Required task: Identify every line containing the word "อเศรษฐก" and reproduce each one.

+===+

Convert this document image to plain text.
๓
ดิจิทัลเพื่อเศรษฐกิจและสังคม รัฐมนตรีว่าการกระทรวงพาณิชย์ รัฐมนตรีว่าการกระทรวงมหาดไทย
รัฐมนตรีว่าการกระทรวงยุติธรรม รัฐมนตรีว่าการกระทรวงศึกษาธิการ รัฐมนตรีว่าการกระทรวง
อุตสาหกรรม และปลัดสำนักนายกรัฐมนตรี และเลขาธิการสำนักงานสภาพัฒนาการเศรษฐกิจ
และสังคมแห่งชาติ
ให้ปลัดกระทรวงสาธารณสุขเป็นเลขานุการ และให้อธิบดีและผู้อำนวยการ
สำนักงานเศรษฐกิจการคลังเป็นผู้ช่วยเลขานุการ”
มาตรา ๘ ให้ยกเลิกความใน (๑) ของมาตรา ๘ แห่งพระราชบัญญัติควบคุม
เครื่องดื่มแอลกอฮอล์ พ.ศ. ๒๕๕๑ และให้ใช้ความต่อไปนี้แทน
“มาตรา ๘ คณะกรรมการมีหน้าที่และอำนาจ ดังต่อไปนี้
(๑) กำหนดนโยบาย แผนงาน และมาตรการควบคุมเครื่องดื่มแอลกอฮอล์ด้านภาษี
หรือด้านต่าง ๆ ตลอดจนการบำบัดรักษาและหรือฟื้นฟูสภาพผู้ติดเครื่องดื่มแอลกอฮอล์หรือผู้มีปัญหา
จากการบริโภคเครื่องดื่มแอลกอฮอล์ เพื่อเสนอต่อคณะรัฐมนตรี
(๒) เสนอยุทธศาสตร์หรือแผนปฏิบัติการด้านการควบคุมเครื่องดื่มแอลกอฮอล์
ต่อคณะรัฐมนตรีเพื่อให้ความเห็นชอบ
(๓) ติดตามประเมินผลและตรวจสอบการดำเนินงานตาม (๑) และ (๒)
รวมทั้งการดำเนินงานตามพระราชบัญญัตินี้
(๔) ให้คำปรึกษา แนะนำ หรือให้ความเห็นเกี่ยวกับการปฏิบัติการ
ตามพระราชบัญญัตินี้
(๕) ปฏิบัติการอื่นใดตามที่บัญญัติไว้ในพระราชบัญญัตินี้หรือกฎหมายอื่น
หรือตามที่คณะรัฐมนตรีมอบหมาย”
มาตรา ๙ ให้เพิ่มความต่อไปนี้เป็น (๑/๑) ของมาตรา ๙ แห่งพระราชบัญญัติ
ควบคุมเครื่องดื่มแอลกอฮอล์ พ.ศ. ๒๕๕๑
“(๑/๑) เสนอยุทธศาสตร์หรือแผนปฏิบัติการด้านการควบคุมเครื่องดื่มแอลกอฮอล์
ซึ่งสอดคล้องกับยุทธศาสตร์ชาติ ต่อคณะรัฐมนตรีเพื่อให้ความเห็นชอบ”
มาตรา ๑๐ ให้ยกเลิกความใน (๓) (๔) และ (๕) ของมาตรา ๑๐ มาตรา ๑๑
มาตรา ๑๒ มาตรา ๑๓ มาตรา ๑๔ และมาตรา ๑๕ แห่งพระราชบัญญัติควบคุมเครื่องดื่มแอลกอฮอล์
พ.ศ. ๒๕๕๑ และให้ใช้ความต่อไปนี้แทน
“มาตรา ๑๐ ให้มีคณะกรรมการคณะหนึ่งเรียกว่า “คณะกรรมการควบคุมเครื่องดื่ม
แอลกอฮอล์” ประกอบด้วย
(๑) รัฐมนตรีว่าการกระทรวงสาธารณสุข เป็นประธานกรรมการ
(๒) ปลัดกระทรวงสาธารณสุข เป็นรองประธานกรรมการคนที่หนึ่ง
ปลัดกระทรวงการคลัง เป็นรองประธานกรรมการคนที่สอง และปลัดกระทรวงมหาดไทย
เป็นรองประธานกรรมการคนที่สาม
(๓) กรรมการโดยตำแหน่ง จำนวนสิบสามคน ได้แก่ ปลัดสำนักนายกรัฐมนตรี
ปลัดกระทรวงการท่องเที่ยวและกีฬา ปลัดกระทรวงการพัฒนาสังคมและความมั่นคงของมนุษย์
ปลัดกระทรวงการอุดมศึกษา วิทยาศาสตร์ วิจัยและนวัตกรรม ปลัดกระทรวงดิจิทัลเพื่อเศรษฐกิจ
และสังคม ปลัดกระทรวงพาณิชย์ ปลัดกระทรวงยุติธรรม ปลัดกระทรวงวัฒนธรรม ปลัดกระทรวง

+===+

Solution to the problem:
ดิจิทัลเพื่อเศรษฐกิจและสังคม รัฐมนตรีว่าการกระทรวงพาณิชย์ รัฐมนตรีว่าการกระทรวงมหาดไทย
ปลัดกระทรวงการอุดมศึกษา วิทยาศาสตร์ วิจัยและนวัตกรรม ปลัดกระทรวงดิจิทัลเพื่อเศรษฐกิจ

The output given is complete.